:: Stated exercise 1 ::
In the passage on hiring assessments, shorten the paragraph that begins "As an organizational development consultant" while keeping its main facts.

:: Source passage ::
-.-.-

The time may have finally come.

 

“This technology has the potential to save companies millions of dollars,” says Melinda Carlisle, President of Right-Hire.com, “but this is so new most corporations don’t even know it’s possible to prevent costly hiring mistakes with such precision.”

 

Whether people quit or are fired, recruiting, rehiring and retraining cost companies around $10,000 for an entry level job and up to $150,000 for a sales or management position, experts estimate.

 

The solution, Carlisle says, is not about hiring better recruiters or coaches or even about creating innovative ways to increase retention. It’s about identifying the people who will have problems in the workplace and are likely to be unsuccessful, BEFORE you hire them.

 

“I’m amazed that in many companies hiring people is still largely about guessing when it doesn’t have to be,” says Carlisle.

 

As an organizational development consultant, Carlisle says over the years she has investigated assessment options for clients. She’s found that many companies do use assessments, but because those assessments are often “self-report” in nature, the predictive accuracy just isn’t there. And she says that when applicants describe themselves, there’s a real possibility of bias.

 

“What I found is a lot of companies using well-researched assessments but getting very little in the way of greater predictive accuracy, which they need to make good hiring and development decisions,” Carlisle says. “Data on employees has to be objective and backed up by science. A company’s bottom line depends on it.”

-.-.-

:: Provided records ::
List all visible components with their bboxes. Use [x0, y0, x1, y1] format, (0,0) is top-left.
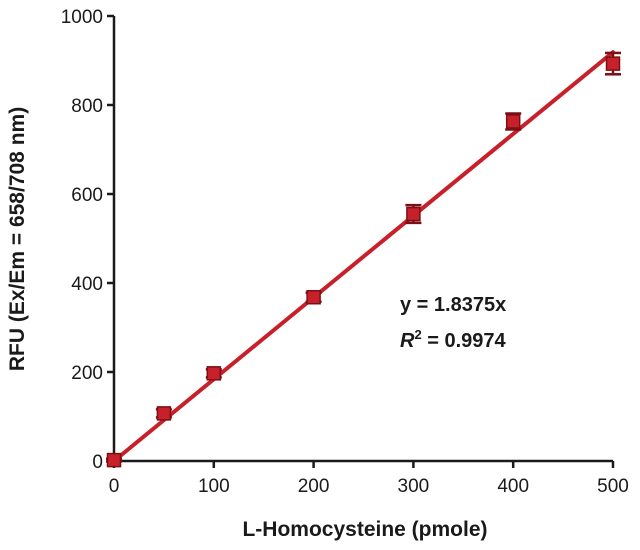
x-axis-ticks: 0 100 200 300 400 500 [109, 461, 629, 497]
data-marker [406, 206, 421, 222]
data-point [205, 366, 222, 381]
y-axis-title: RFU (Ex/Em = 658/708 nm) [6, 107, 29, 371]
y-tick-label: 0 [92, 452, 103, 473]
y-tick-label: 200 [71, 363, 103, 384]
x-tick-label: 400 [497, 476, 529, 497]
r-squared-symbol: R [400, 330, 415, 352]
x-axis-title: L-Homocysteine (pmole) [242, 518, 487, 541]
fit-equation: y = 1.8375x [400, 294, 506, 316]
x-tick-label: 500 [597, 476, 629, 497]
y-tick-label: 800 [71, 96, 103, 117]
r-squared-value: = 0.9974 [422, 330, 507, 352]
data-marker [306, 289, 321, 305]
x-tick-label: 200 [298, 476, 330, 497]
data-point [605, 51, 621, 76]
data-point [405, 203, 422, 225]
data-marker [605, 56, 621, 71]
x-tick-label: 100 [198, 476, 230, 497]
y-axis-ticks: 0 200 400 600 800 1000 [61, 7, 114, 473]
data-point [305, 289, 322, 305]
data-marker [156, 406, 172, 421]
x-tick-label: 300 [398, 476, 430, 497]
data-marker [106, 452, 122, 468]
x-tick-label: 0 [109, 476, 120, 497]
fit-line [112, 50, 615, 463]
data-marker [206, 366, 222, 381]
r-squared-superscript: 2 [414, 327, 421, 342]
data-point [505, 112, 522, 131]
y-tick-label: 600 [71, 185, 103, 206]
r-squared: R2 = 0.9974 [400, 327, 507, 352]
data-point [155, 406, 172, 421]
data-marker [505, 114, 521, 129]
data-point [106, 452, 122, 468]
data-points [106, 51, 621, 468]
y-tick-label: 400 [71, 274, 103, 295]
y-tick-label: 1000 [61, 7, 103, 28]
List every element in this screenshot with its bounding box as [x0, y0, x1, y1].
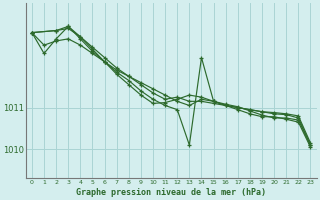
X-axis label: Graphe pression niveau de la mer (hPa): Graphe pression niveau de la mer (hPa)	[76, 188, 266, 197]
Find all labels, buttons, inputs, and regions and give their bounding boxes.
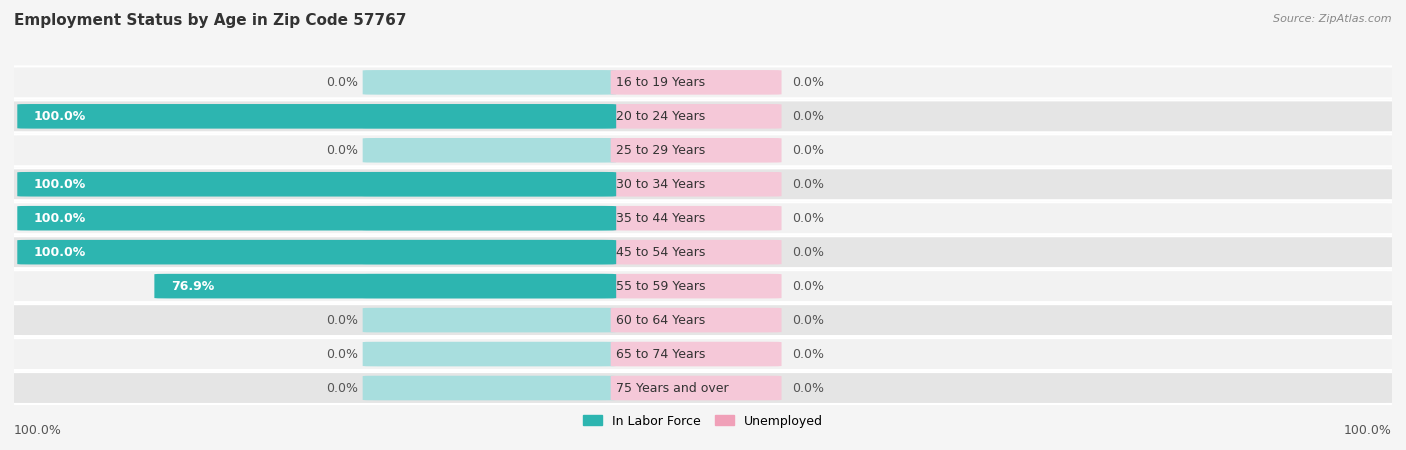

-.-.-

:: Stated exercise 2 ::
Copy everything in the entries, from their start down to the line containing "y-tick-label: 1000 [61, 7, 103, 28]", including that line. Omit the pictures.

:: Correct result 1 ::
Carlisle, an organizational development consultant, has spent years investigating assessment options for clients. Many companies use assessments, she found. Because these are often self-report tools, however, they lack predictive accuracy, and applicants who describe themselves may introduce bias.

:: Correct result 2 ::
List all visible components with their bboxes. Use [x0, y0, x1, y1] format, (0,0) is top-left.
x-axis-ticks: 0 100 200 300 400 500 [109, 461, 629, 497]
data-marker [406, 206, 421, 222]
data-point [205, 366, 222, 381]
y-axis-title: RFU (Ex/Em = 658/708 nm) [6, 107, 29, 371]
y-tick-label: 0 [92, 452, 103, 473]
y-tick-label: 200 [71, 363, 103, 384]
x-tick-label: 400 [497, 476, 529, 497]
r-squared-symbol: R [400, 330, 415, 352]
x-axis-title: L-Homocysteine (pmole) [242, 518, 487, 541]
fit-equation: y = 1.8375x [400, 294, 506, 316]
x-tick-label: 500 [597, 476, 629, 497]
y-tick-label: 800 [71, 96, 103, 117]
r-squared-value: = 0.9974 [422, 330, 507, 352]
data-marker [306, 289, 321, 305]
x-tick-label: 200 [298, 476, 330, 497]
data-point [605, 51, 621, 76]
data-point [405, 203, 422, 225]
data-marker [605, 56, 621, 71]
x-tick-label: 100 [198, 476, 230, 497]
y-axis-ticks: 0 200 400 600 800 1000 [61, 7, 114, 473]
data-point [305, 289, 322, 305]
data-marker [156, 406, 172, 421]
x-tick-label: 300 [398, 476, 430, 497]
data-marker [106, 452, 122, 468]
x-tick-label: 0 [109, 476, 120, 497]
fit-line [112, 50, 615, 463]
data-marker [206, 366, 222, 381]
r-squared-superscript: 2 [414, 327, 421, 342]
data-point [505, 112, 522, 131]
y-tick-label: 600 [71, 185, 103, 206]
r-squared: R2 = 0.9974 [400, 327, 507, 352]
data-point [155, 406, 172, 421]
data-marker [505, 114, 521, 129]
data-point [106, 452, 122, 468]
data-points [106, 51, 621, 468]
y-tick-label: 400 [71, 274, 103, 295]
y-tick-label: 1000 [61, 7, 103, 28]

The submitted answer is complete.